» **What is asked**:
Find each line with the string "pertemuan" and report it.

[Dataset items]

──────

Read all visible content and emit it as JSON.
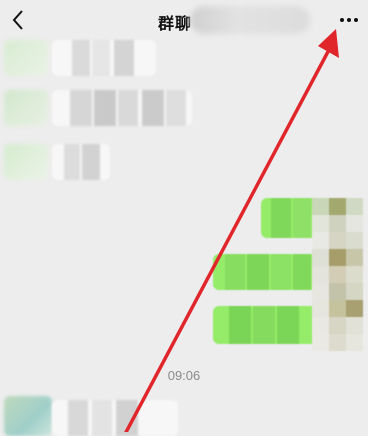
{
  "header": {
    "title": "群聊",
    "back_icon": "chevron-left-icon",
    "more_icon": "more-icon"
  },
  "messages": {
    "time_label": "09:06"
  },
  "colors": {
    "background": "#ededed",
    "bubble_outgoing": "#95ec69",
    "bubble_incoming": "#ffffff",
    "annotation_arrow": "#e0262b"
  }
}
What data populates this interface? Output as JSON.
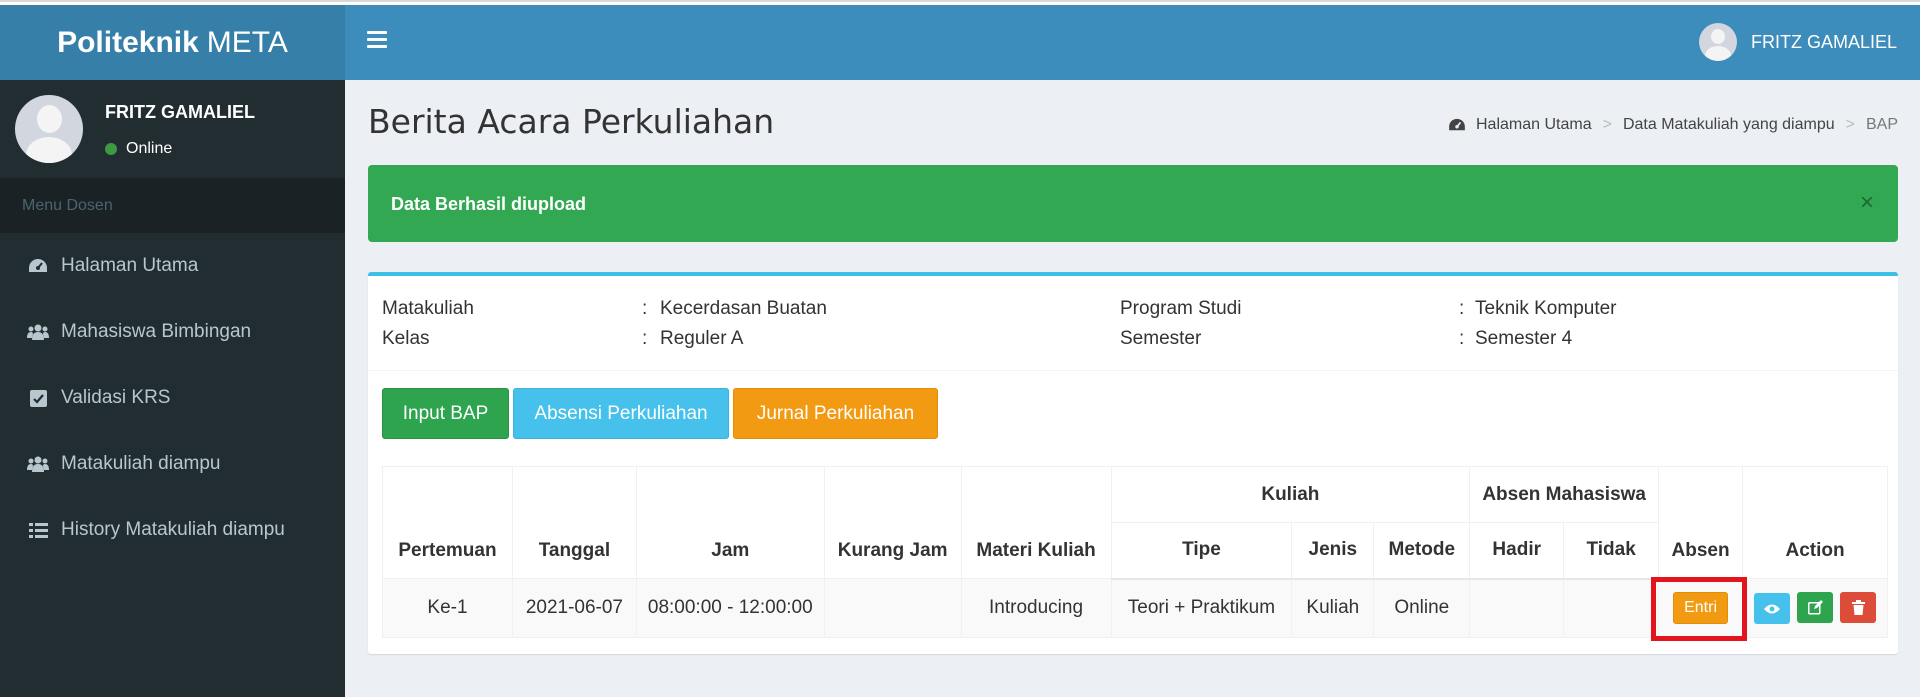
{
  "brand": {
    "bold": "Politeknik",
    "light": "META"
  },
  "navbar": {
    "user_name": "FRITZ GAMALIEL"
  },
  "sidebar": {
    "user_name": "FRITZ GAMALIEL",
    "status": "Online",
    "menu_header": "Menu Dosen",
    "items": [
      {
        "label": "Halaman Utama",
        "icon": "dashboard-icon"
      },
      {
        "label": "Mahasiswa Bimbingan",
        "icon": "users-icon"
      },
      {
        "label": "Validasi KRS",
        "icon": "check-square-icon"
      },
      {
        "label": "Matakuliah diampu",
        "icon": "users-icon"
      },
      {
        "label": "History Matakuliah diampu",
        "icon": "list-icon"
      }
    ]
  },
  "page": {
    "title": "Berita Acara Perkuliahan",
    "breadcrumb": [
      "Halaman Utama",
      "Data Matakuliah yang diampu",
      "BAP"
    ]
  },
  "alert": {
    "message": "Data Berhasil diupload",
    "close": "×"
  },
  "info": {
    "matakuliah_label": "Matakuliah",
    "matakuliah_value": "Kecerdasan Buatan",
    "kelas_label": "Kelas",
    "kelas_value": "Reguler A",
    "prodi_label": "Program Studi",
    "prodi_value": "Teknik Komputer",
    "semester_label": "Semester",
    "semester_value": "Semester 4",
    "colon": ":"
  },
  "buttons": {
    "input_bap": "Input BAP",
    "absensi": "Absensi Perkuliahan",
    "jurnal": "Jurnal Perkuliahan"
  },
  "table": {
    "headers": {
      "pertemuan": "Pertemuan",
      "tanggal": "Tanggal",
      "jam": "Jam",
      "kurang_jam": "Kurang Jam",
      "materi": "Materi Kuliah",
      "kuliah": "Kuliah",
      "tipe": "Tipe",
      "jenis": "Jenis",
      "metode": "Metode",
      "absen_mhs": "Absen Mahasiswa",
      "hadir": "Hadir",
      "tidak": "Tidak",
      "absen": "Absen",
      "action": "Action"
    },
    "rows": [
      {
        "pertemuan": "Ke-1",
        "tanggal": "2021-06-07",
        "jam": "08:00:00 - 12:00:00",
        "kurang_jam": "",
        "materi": "Introducing",
        "tipe": "Teori + Praktikum",
        "jenis": "Kuliah",
        "metode": "Online",
        "hadir": "",
        "tidak": "",
        "absen_button": "Entri"
      }
    ]
  },
  "colors": {
    "header": "#3c8dbc",
    "logo": "#367fa9",
    "sidebar": "#222d32",
    "success": "#33a853",
    "highlight": "#e3141c"
  }
}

──────

» **Exercise solution**:
      "pertemuan": "Pertemuan",
        "pertemuan": "Ke-1",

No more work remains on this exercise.